Task brief
Return each line of the data below verbatim; pictures are to be left out.

[Extracted data entries]
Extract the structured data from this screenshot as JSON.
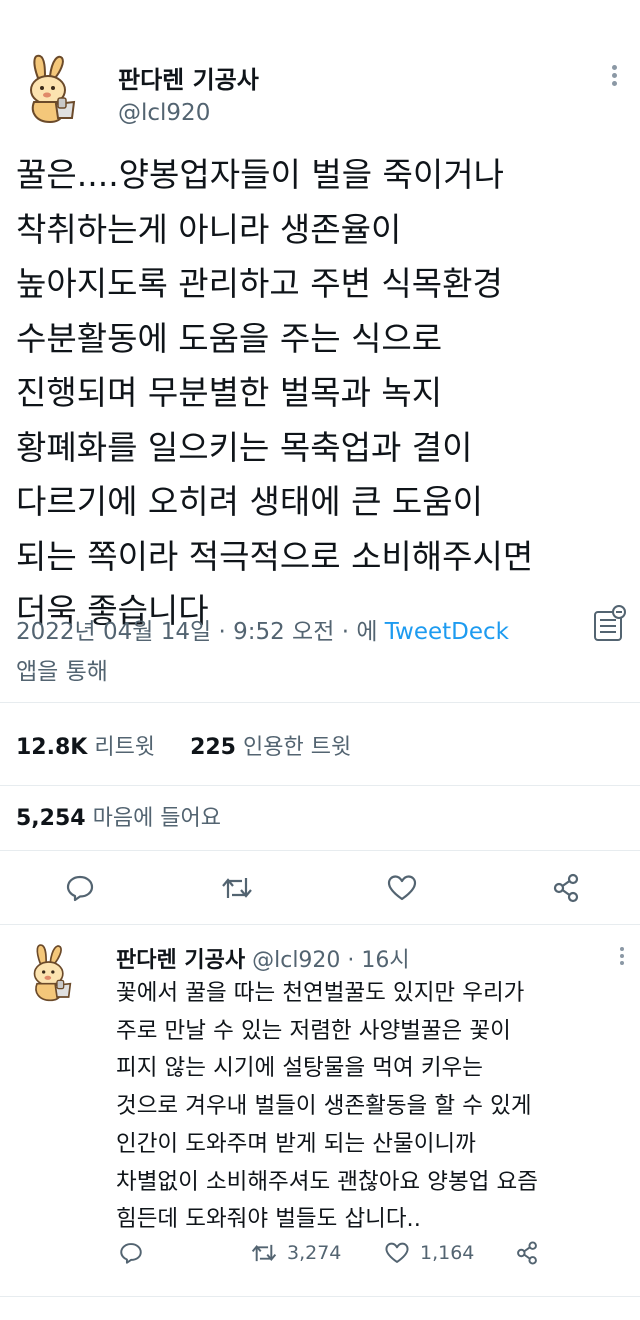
{
  "main_tweet": {
    "author_name": "판다렌 기공사",
    "author_handle": "@lcl920",
    "text": "꿀은....양봉업자들이 벌을 죽이거나\n착취하는게 아니라 생존율이\n높아지도록 관리하고 주변 식목환경\n수분활동에 도움을 주는 식으로\n진행되며 무분별한 벌목과 녹지\n황폐화를 일으키는 목축업과 결이\n다르기에 오히려 생태에 큰 도움이\n되는 쪽이라 적극적으로 소비해주시면\n더욱 좋습니다",
    "timestamp": "2022년 04월 14일 · 9:52 오전 · 에 ",
    "source": "TweetDeck",
    "source_suffix": "앱을 통해",
    "retweets_count": "12.8K",
    "retweets_label": "리트윗",
    "quotes_count": "225",
    "quotes_label": "인용한 트윗",
    "likes_count": "5,254",
    "likes_label": "마음에 들어요"
  },
  "reply_tweet": {
    "author_name": "판다렌 기공사",
    "author_handle": "@lcl920 · 16시",
    "text": "꽃에서 꿀을 따는 천연벌꿀도 있지만 우리가\n주로 만날 수 있는 저렴한 사양벌꿀은 꽃이\n피지 않는 시기에 설탕물을 먹여 키우는\n것으로 겨우내 벌들이 생존활동을 할 수 있게\n인간이 도와주며 받게 되는 산물이니까\n차별없이 소비해주셔도 괜찮아요 양봉업 요즘\n힘든데 도와줘야 벌들도 삽니다..",
    "retweets_count": "3,274",
    "likes_count": "1,164"
  },
  "colors": {
    "text": "#0f1419",
    "secondary": "#536471",
    "link": "#1d9bf0",
    "divider": "#e7ecef"
  },
  "icons": [
    "more-icon",
    "tweetdeck-icon",
    "reply-icon",
    "retweet-icon",
    "like-icon",
    "share-icon"
  ]
}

Solution for this problem
Extract the structured data from this screenshot as JSON.
{
  "main_tweet": {
    "author_name": "판다렌 기공사",
    "author_handle": "@lcl920",
    "text": "꿀은....양봉업자들이 벌을 죽이거나\n착취하는게 아니라 생존율이\n높아지도록 관리하고 주변 식목환경\n수분활동에 도움을 주는 식으로\n진행되며 무분별한 벌목과 녹지\n황폐화를 일으키는 목축업과 결이\n다르기에 오히려 생태에 큰 도움이\n되는 쪽이라 적극적으로 소비해주시면\n더욱 좋습니다",
    "timestamp": "2022년 04월 14일 · 9:52 오전 · 에 ",
    "source": "TweetDeck",
    "source_suffix": "앱을 통해",
    "retweets_count": "12.8K",
    "retweets_label": "리트윗",
    "quotes_count": "225",
    "quotes_label": "인용한 트윗",
    "likes_count": "5,254",
    "likes_label": "마음에 들어요"
  },
  "reply_tweet": {
    "author_name": "판다렌 기공사",
    "author_handle": "@lcl920 · 16시",
    "text": "꽃에서 꿀을 따는 천연벌꿀도 있지만 우리가\n주로 만날 수 있는 저렴한 사양벌꿀은 꽃이\n피지 않는 시기에 설탕물을 먹여 키우는\n것으로 겨우내 벌들이 생존활동을 할 수 있게\n인간이 도와주며 받게 되는 산물이니까\n차별없이 소비해주셔도 괜찮아요 양봉업 요즘\n힘든데 도와줘야 벌들도 삽니다..",
    "retweets_count": "3,274",
    "likes_count": "1,164"
  },
  "colors": {
    "text": "#0f1419",
    "secondary": "#536471",
    "link": "#1d9bf0",
    "divider": "#e7ecef"
  },
  "icons": [
    "more-icon",
    "tweetdeck-icon",
    "reply-icon",
    "retweet-icon",
    "like-icon",
    "share-icon"
  ]
}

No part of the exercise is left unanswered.